** begin **

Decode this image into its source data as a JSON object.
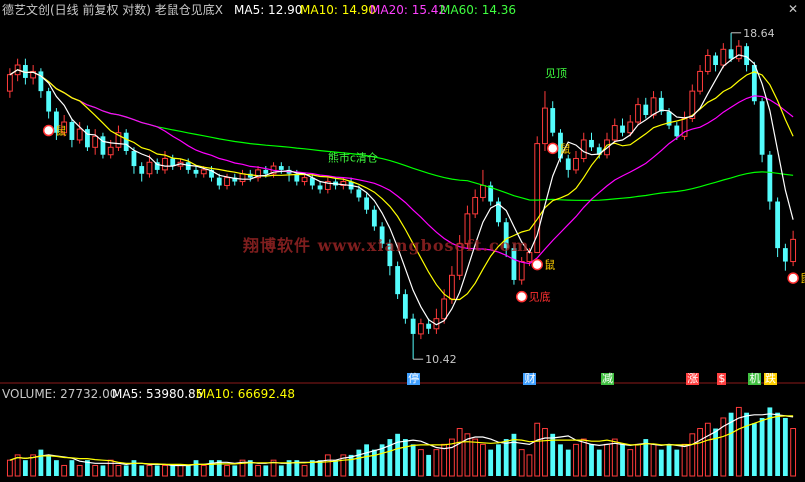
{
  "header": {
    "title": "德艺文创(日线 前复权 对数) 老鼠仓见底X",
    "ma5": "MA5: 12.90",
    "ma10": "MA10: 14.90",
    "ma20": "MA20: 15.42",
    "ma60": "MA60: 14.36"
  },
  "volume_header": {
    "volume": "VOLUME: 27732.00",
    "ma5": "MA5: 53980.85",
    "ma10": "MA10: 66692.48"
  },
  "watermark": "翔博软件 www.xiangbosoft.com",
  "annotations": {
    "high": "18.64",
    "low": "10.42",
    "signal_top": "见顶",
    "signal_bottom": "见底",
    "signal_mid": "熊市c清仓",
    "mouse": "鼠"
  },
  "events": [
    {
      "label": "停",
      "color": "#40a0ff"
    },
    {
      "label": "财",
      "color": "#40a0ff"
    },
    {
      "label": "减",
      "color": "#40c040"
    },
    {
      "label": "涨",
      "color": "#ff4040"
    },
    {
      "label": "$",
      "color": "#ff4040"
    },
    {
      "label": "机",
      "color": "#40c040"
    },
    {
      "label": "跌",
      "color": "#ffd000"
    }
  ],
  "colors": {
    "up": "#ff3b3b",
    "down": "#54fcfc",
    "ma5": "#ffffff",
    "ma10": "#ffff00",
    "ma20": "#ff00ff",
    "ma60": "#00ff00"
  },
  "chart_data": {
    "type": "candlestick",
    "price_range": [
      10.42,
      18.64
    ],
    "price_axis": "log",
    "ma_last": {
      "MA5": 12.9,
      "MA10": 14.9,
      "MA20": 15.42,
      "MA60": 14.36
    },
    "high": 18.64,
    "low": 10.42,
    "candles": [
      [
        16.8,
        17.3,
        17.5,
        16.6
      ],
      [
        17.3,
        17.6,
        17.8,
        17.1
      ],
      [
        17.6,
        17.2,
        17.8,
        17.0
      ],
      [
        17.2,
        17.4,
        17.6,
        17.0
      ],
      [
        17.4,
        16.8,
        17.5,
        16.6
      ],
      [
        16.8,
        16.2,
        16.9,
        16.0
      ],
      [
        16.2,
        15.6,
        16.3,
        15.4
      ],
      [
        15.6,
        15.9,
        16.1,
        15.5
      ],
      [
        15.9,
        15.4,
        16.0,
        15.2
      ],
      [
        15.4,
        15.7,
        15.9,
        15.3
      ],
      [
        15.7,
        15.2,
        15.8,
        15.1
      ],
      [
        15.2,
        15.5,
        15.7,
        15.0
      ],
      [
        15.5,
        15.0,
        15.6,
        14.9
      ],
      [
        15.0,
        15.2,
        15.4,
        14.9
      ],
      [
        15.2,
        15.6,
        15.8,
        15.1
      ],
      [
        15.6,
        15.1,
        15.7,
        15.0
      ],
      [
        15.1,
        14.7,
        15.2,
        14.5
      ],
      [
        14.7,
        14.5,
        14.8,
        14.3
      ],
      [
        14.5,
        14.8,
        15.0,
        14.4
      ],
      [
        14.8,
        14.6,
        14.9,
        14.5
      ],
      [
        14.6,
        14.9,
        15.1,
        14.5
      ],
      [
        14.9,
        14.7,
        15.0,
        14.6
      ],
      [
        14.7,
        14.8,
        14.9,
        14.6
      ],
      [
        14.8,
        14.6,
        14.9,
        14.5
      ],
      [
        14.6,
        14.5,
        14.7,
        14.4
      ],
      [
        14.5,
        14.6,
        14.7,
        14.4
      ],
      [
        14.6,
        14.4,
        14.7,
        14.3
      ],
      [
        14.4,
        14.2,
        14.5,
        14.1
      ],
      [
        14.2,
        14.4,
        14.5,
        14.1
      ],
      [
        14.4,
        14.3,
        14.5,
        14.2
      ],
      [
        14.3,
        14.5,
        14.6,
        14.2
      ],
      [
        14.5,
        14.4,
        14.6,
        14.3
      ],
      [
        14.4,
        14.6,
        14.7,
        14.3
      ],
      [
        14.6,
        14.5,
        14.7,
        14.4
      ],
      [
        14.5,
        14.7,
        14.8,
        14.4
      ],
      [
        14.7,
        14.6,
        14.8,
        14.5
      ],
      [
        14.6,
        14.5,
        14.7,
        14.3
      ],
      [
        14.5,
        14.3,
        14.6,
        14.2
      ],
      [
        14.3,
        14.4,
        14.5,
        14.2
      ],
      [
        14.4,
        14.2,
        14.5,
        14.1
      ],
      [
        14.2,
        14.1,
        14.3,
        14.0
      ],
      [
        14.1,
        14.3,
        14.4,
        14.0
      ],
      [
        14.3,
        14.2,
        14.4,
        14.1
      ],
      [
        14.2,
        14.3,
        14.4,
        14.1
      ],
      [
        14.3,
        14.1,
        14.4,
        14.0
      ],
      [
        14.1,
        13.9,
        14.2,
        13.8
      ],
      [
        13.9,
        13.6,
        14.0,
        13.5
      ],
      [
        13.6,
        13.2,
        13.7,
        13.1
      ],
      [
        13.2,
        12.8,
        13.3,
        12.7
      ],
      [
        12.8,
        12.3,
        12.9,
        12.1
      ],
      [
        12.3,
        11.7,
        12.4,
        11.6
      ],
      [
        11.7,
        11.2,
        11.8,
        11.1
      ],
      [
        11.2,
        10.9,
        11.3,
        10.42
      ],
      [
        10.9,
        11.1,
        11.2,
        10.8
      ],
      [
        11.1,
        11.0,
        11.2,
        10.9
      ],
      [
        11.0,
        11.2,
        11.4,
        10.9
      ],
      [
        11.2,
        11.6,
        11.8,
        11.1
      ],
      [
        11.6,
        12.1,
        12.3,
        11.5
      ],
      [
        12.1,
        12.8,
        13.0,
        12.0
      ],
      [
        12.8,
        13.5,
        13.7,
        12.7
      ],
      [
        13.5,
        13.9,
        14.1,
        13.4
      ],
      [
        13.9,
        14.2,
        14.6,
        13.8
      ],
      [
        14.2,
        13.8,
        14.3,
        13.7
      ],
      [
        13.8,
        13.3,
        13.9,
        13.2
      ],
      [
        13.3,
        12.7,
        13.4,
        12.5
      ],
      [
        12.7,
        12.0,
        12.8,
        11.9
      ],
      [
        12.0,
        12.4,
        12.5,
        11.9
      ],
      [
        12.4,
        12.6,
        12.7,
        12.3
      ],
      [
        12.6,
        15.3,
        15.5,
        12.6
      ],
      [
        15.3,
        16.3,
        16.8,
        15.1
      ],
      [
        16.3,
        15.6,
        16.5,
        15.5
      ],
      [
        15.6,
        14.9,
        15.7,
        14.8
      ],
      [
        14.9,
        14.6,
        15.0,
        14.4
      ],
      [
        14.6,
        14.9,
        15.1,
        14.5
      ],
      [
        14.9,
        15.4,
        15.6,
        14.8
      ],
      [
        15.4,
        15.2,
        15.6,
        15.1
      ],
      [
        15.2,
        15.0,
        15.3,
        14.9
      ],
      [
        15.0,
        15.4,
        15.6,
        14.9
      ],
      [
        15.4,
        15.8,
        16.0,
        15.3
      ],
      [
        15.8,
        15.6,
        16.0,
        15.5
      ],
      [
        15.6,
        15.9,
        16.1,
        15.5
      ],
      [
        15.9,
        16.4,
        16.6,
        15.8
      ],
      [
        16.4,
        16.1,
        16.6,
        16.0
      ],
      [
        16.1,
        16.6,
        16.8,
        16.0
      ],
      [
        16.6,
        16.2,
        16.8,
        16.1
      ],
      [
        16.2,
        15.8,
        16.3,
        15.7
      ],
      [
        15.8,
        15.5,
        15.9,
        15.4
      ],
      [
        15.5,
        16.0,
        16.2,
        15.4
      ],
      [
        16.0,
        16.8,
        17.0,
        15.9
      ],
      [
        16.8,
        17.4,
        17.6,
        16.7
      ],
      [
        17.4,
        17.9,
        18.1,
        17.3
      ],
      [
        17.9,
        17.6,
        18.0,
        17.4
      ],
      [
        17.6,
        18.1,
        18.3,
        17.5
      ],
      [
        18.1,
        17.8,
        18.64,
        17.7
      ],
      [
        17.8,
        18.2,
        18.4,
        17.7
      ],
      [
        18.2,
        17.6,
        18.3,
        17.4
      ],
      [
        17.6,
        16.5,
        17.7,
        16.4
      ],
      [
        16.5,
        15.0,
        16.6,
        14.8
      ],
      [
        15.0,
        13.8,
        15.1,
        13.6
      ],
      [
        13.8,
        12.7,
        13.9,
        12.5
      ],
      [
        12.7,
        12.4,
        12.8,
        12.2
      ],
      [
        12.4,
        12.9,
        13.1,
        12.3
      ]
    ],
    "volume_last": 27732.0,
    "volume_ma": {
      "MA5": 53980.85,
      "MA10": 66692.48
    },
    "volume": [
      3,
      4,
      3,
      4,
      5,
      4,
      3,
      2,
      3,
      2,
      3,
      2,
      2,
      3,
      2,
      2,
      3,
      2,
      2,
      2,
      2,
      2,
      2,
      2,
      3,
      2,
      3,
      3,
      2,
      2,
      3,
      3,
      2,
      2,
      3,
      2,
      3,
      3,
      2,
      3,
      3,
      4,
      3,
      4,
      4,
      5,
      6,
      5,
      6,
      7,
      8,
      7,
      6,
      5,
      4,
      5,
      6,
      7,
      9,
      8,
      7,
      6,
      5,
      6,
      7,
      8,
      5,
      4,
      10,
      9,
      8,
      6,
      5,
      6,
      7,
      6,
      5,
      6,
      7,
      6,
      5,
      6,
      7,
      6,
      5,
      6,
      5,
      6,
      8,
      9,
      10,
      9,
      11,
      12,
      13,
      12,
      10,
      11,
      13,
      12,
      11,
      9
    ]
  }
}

** end **

## Task to complete
Tally the lines in the records above that contain the word "label", and give only that number.

## Full answer
7